— TASK PROMPT —
Retype each entry below, keeping every character the same.

— RECORDS SUPPLIED —
* * * *
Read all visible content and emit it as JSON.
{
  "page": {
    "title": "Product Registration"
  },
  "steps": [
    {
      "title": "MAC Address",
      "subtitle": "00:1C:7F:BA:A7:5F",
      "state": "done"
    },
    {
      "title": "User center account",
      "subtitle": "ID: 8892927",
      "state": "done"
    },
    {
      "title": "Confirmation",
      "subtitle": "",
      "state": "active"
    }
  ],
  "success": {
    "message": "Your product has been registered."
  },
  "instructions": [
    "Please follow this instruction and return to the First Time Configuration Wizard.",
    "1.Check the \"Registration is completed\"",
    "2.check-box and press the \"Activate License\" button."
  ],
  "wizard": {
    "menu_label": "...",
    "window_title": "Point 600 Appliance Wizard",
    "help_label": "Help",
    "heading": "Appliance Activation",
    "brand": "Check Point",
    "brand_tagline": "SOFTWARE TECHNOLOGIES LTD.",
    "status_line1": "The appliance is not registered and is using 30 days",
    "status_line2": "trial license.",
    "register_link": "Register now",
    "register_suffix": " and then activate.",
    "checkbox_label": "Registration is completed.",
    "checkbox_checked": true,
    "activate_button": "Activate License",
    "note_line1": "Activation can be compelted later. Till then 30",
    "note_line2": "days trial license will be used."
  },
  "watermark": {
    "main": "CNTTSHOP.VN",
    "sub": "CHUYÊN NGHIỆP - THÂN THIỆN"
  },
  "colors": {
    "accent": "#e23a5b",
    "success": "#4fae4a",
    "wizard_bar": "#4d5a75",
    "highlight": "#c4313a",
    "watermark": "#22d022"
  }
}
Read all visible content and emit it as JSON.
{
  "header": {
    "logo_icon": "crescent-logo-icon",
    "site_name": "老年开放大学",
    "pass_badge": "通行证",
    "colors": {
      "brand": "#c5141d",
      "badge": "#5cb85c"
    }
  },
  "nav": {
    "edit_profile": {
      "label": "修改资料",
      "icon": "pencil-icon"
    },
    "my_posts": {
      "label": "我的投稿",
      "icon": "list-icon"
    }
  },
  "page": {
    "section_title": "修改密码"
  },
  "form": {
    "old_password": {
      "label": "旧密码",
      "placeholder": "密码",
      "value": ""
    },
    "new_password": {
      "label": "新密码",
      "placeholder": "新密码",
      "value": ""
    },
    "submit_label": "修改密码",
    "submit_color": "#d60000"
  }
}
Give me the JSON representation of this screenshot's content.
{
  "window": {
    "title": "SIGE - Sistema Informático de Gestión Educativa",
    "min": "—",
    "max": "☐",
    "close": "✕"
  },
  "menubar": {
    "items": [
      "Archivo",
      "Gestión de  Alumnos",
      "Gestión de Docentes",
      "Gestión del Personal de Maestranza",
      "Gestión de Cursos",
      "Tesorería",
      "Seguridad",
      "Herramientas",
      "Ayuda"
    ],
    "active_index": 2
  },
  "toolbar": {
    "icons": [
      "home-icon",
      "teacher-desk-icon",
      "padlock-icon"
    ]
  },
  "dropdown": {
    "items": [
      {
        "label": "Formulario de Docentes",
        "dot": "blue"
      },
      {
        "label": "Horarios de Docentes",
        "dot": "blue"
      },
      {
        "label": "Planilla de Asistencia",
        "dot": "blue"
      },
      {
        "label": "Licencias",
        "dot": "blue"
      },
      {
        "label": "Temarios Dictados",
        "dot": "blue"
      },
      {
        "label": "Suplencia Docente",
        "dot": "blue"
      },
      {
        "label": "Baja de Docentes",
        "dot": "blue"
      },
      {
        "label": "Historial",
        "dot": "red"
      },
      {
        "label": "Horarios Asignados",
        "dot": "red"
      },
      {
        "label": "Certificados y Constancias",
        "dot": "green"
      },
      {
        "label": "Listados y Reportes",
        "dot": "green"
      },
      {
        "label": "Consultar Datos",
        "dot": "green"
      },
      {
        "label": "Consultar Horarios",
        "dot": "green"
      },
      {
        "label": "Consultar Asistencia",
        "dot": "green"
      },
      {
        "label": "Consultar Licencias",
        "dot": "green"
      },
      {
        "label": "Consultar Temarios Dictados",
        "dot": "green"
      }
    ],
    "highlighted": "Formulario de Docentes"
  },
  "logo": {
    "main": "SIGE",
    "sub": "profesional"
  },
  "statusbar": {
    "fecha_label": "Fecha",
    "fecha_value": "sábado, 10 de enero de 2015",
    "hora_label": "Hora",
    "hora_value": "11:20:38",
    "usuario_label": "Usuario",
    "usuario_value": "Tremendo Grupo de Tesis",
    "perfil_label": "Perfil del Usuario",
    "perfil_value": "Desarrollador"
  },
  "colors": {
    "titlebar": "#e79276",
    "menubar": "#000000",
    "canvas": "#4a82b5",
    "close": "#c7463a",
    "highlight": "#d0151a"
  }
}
* * * *
— SOLUTION TO THIS TASK —
Read all visible content and emit it as JSON.
{
  "page": {
    "title": "Product Registration"
  },
  "steps": [
    {
      "title": "MAC Address",
      "subtitle": "00:1C:7F:BA:A7:5F",
      "state": "done"
    },
    {
      "title": "User center account",
      "subtitle": "ID: 8892927",
      "state": "done"
    },
    {
      "title": "Confirmation",
      "subtitle": "",
      "state": "active"
    }
  ],
  "success": {
    "message": "Your product has been registered."
  },
  "instructions": [
    "Please follow this instruction and return to the First Time Configuration Wizard.",
    "1.Check the \"Registration is completed\"",
    "2.check-box and press the \"Activate License\" button."
  ],
  "wizard": {
    "menu_label": "...",
    "window_title": "Point 600 Appliance Wizard",
    "help_label": "Help",
    "heading": "Appliance Activation",
    "brand": "Check Point",
    "brand_tagline": "SOFTWARE TECHNOLOGIES LTD.",
    "status_line1": "The appliance is not registered and is using 30 days",
    "status_line2": "trial license.",
    "register_link": "Register now",
    "register_suffix": " and then activate.",
    "checkbox_label": "Registration is completed.",
    "checkbox_checked": true,
    "activate_button": "Activate License",
    "note_line1": "Activation can be compelted later. Till then 30",
    "note_line2": "days trial license will be used."
  },
  "watermark": {
    "main": "CNTTSHOP.VN",
    "sub": "CHUYÊN NGHIỆP - THÂN THIỆN"
  },
  "colors": {
    "accent": "#e23a5b",
    "success": "#4fae4a",
    "wizard_bar": "#4d5a75",
    "highlight": "#c4313a",
    "watermark": "#22d022"
  }
}
Read all visible content and emit it as JSON.
{
  "header": {
    "logo_icon": "crescent-logo-icon",
    "site_name": "老年开放大学",
    "pass_badge": "通行证",
    "colors": {
      "brand": "#c5141d",
      "badge": "#5cb85c"
    }
  },
  "nav": {
    "edit_profile": {
      "label": "修改资料",
      "icon": "pencil-icon"
    },
    "my_posts": {
      "label": "我的投稿",
      "icon": "list-icon"
    }
  },
  "page": {
    "section_title": "修改密码"
  },
  "form": {
    "old_password": {
      "label": "旧密码",
      "placeholder": "密码",
      "value": ""
    },
    "new_password": {
      "label": "新密码",
      "placeholder": "新密码",
      "value": ""
    },
    "submit_label": "修改密码",
    "submit_color": "#d60000"
  }
}
Give me the JSON representation of this screenshot's content.
{
  "window": {
    "title": "SIGE - Sistema Informático de Gestión Educativa",
    "min": "—",
    "max": "☐",
    "close": "✕"
  },
  "menubar": {
    "items": [
      "Archivo",
      "Gestión de  Alumnos",
      "Gestión de Docentes",
      "Gestión del Personal de Maestranza",
      "Gestión de Cursos",
      "Tesorería",
      "Seguridad",
      "Herramientas",
      "Ayuda"
    ],
    "active_index": 2
  },
  "toolbar": {
    "icons": [
      "home-icon",
      "teacher-desk-icon",
      "padlock-icon"
    ]
  },
  "dropdown": {
    "items": [
      {
        "label": "Formulario de Docentes",
        "dot": "blue"
      },
      {
        "label": "Horarios de Docentes",
        "dot": "blue"
      },
      {
        "label": "Planilla de Asistencia",
        "dot": "blue"
      },
      {
        "label": "Licencias",
        "dot": "blue"
      },
      {
        "label": "Temarios Dictados",
        "dot": "blue"
      },
      {
        "label": "Suplencia Docente",
        "dot": "blue"
      },
      {
        "label": "Baja de Docentes",
        "dot": "blue"
      },
      {
        "label": "Historial",
        "dot": "red"
      },
      {
        "label": "Horarios Asignados",
        "dot": "red"
      },
      {
        "label": "Certificados y Constancias",
        "dot": "green"
      },
      {
        "label": "Listados y Reportes",
        "dot": "green"
      },
      {
        "label": "Consultar Datos",
        "dot": "green"
      },
      {
        "label": "Consultar Horarios",
        "dot": "green"
      },
      {
        "label": "Consultar Asistencia",
        "dot": "green"
      },
      {
        "label": "Consultar Licencias",
        "dot": "green"
      },
      {
        "label": "Consultar Temarios Dictados",
        "dot": "green"
      }
    ],
    "highlighted": "Formulario de Docentes"
  },
  "logo": {
    "main": "SIGE",
    "sub": "profesional"
  },
  "statusbar": {
    "fecha_label": "Fecha",
    "fecha_value": "sábado, 10 de enero de 2015",
    "hora_label": "Hora",
    "hora_value": "11:20:38",
    "usuario_label": "Usuario",
    "usuario_value": "Tremendo Grupo de Tesis",
    "perfil_label": "Perfil del Usuario",
    "perfil_value": "Desarrollador"
  },
  "colors": {
    "titlebar": "#e79276",
    "menubar": "#000000",
    "canvas": "#4a82b5",
    "close": "#c7463a",
    "highlight": "#d0151a"
  }
}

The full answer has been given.